Exercise aim:
The entire listing is to be repeated verbatim.

Excerpt from a dataset:
##############################

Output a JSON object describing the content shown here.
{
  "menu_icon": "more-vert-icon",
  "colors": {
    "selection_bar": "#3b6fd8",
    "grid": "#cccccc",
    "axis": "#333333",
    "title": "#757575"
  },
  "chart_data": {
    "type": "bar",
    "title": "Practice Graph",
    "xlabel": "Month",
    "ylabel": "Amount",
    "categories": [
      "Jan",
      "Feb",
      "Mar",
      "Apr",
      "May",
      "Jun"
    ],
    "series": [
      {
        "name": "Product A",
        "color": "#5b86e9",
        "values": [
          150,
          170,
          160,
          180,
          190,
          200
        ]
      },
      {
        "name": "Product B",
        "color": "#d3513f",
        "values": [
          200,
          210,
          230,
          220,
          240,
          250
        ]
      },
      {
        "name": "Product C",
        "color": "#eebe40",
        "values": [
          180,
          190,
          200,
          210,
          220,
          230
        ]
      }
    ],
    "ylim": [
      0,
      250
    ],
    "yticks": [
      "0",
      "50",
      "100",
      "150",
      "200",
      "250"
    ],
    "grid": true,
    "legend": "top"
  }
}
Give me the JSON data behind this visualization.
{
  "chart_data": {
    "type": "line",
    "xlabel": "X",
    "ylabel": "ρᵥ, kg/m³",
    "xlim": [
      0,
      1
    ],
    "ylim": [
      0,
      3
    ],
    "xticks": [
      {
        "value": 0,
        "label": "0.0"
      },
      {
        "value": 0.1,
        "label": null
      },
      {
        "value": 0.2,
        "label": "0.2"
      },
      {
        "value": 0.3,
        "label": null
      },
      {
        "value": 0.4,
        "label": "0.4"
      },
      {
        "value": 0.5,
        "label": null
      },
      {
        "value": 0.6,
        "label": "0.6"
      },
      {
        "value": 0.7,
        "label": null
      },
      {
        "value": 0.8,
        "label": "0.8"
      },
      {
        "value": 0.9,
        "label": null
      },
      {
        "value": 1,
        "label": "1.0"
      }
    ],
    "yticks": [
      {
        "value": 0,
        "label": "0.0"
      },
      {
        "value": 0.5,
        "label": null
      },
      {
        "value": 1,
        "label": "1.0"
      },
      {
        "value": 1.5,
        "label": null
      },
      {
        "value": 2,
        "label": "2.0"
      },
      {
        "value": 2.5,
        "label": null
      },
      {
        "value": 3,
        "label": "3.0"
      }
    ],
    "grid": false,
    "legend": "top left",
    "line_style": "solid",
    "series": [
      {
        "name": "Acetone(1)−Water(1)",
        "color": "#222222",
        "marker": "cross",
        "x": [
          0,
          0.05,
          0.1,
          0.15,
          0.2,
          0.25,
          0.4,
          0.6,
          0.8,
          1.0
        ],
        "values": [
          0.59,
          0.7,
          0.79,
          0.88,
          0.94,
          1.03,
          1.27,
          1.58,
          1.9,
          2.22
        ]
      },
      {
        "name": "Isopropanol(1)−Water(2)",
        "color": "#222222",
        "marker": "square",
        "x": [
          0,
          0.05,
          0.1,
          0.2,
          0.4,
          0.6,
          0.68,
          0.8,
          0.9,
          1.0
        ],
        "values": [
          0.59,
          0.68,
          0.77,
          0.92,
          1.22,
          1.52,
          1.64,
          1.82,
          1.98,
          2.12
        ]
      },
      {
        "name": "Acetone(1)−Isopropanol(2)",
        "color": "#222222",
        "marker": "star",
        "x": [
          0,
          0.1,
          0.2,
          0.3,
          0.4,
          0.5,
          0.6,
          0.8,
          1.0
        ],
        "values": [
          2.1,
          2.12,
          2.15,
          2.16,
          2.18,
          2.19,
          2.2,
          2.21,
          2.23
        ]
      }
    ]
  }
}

##############################

Final answer:
Output a JSON object describing the content shown here.
{
  "menu_icon": "more-vert-icon",
  "colors": {
    "selection_bar": "#3b6fd8",
    "grid": "#cccccc",
    "axis": "#333333",
    "title": "#757575"
  },
  "chart_data": {
    "type": "bar",
    "title": "Practice Graph",
    "xlabel": "Month",
    "ylabel": "Amount",
    "categories": [
      "Jan",
      "Feb",
      "Mar",
      "Apr",
      "May",
      "Jun"
    ],
    "series": [
      {
        "name": "Product A",
        "color": "#5b86e9",
        "values": [
          150,
          170,
          160,
          180,
          190,
          200
        ]
      },
      {
        "name": "Product B",
        "color": "#d3513f",
        "values": [
          200,
          210,
          230,
          220,
          240,
          250
        ]
      },
      {
        "name": "Product C",
        "color": "#eebe40",
        "values": [
          180,
          190,
          200,
          210,
          220,
          230
        ]
      }
    ],
    "ylim": [
      0,
      250
    ],
    "yticks": [
      "0",
      "50",
      "100",
      "150",
      "200",
      "250"
    ],
    "grid": true,
    "legend": "top"
  }
}
Give me the JSON data behind this visualization.
{
  "chart_data": {
    "type": "line",
    "xlabel": "X",
    "ylabel": "ρᵥ, kg/m³",
    "xlim": [
      0,
      1
    ],
    "ylim": [
      0,
      3
    ],
    "xticks": [
      {
        "value": 0,
        "label": "0.0"
      },
      {
        "value": 0.1,
        "label": null
      },
      {
        "value": 0.2,
        "label": "0.2"
      },
      {
        "value": 0.3,
        "label": null
      },
      {
        "value": 0.4,
        "label": "0.4"
      },
      {
        "value": 0.5,
        "label": null
      },
      {
        "value": 0.6,
        "label": "0.6"
      },
      {
        "value": 0.7,
        "label": null
      },
      {
        "value": 0.8,
        "label": "0.8"
      },
      {
        "value": 0.9,
        "label": null
      },
      {
        "value": 1,
        "label": "1.0"
      }
    ],
    "yticks": [
      {
        "value": 0,
        "label": "0.0"
      },
      {
        "value": 0.5,
        "label": null
      },
      {
        "value": 1,
        "label": "1.0"
      },
      {
        "value": 1.5,
        "label": null
      },
      {
        "value": 2,
        "label": "2.0"
      },
      {
        "value": 2.5,
        "label": null
      },
      {
        "value": 3,
        "label": "3.0"
      }
    ],
    "grid": false,
    "legend": "top left",
    "line_style": "solid",
    "series": [
      {
        "name": "Acetone(1)−Water(1)",
        "color": "#222222",
        "marker": "cross",
        "x": [
          0,
          0.05,
          0.1,
          0.15,
          0.2,
          0.25,
          0.4,
          0.6,
          0.8,
          1.0
        ],
        "values": [
          0.59,
          0.7,
          0.79,
          0.88,
          0.94,
          1.03,
          1.27,
          1.58,
          1.9,
          2.22
        ]
      },
      {
        "name": "Isopropanol(1)−Water(2)",
        "color": "#222222",
        "marker": "square",
        "x": [
          0,
          0.05,
          0.1,
          0.2,
          0.4,
          0.6,
          0.68,
          0.8,
          0.9,
          1.0
        ],
        "values": [
          0.59,
          0.68,
          0.77,
          0.92,
          1.22,
          1.52,
          1.64,
          1.82,
          1.98,
          2.12
        ]
      },
      {
        "name": "Acetone(1)−Isopropanol(2)",
        "color": "#222222",
        "marker": "star",
        "x": [
          0,
          0.1,
          0.2,
          0.3,
          0.4,
          0.5,
          0.6,
          0.8,
          1.0
        ],
        "values": [
          2.1,
          2.12,
          2.15,
          2.16,
          2.18,
          2.19,
          2.2,
          2.21,
          2.23
        ]
      }
    ]
  }
}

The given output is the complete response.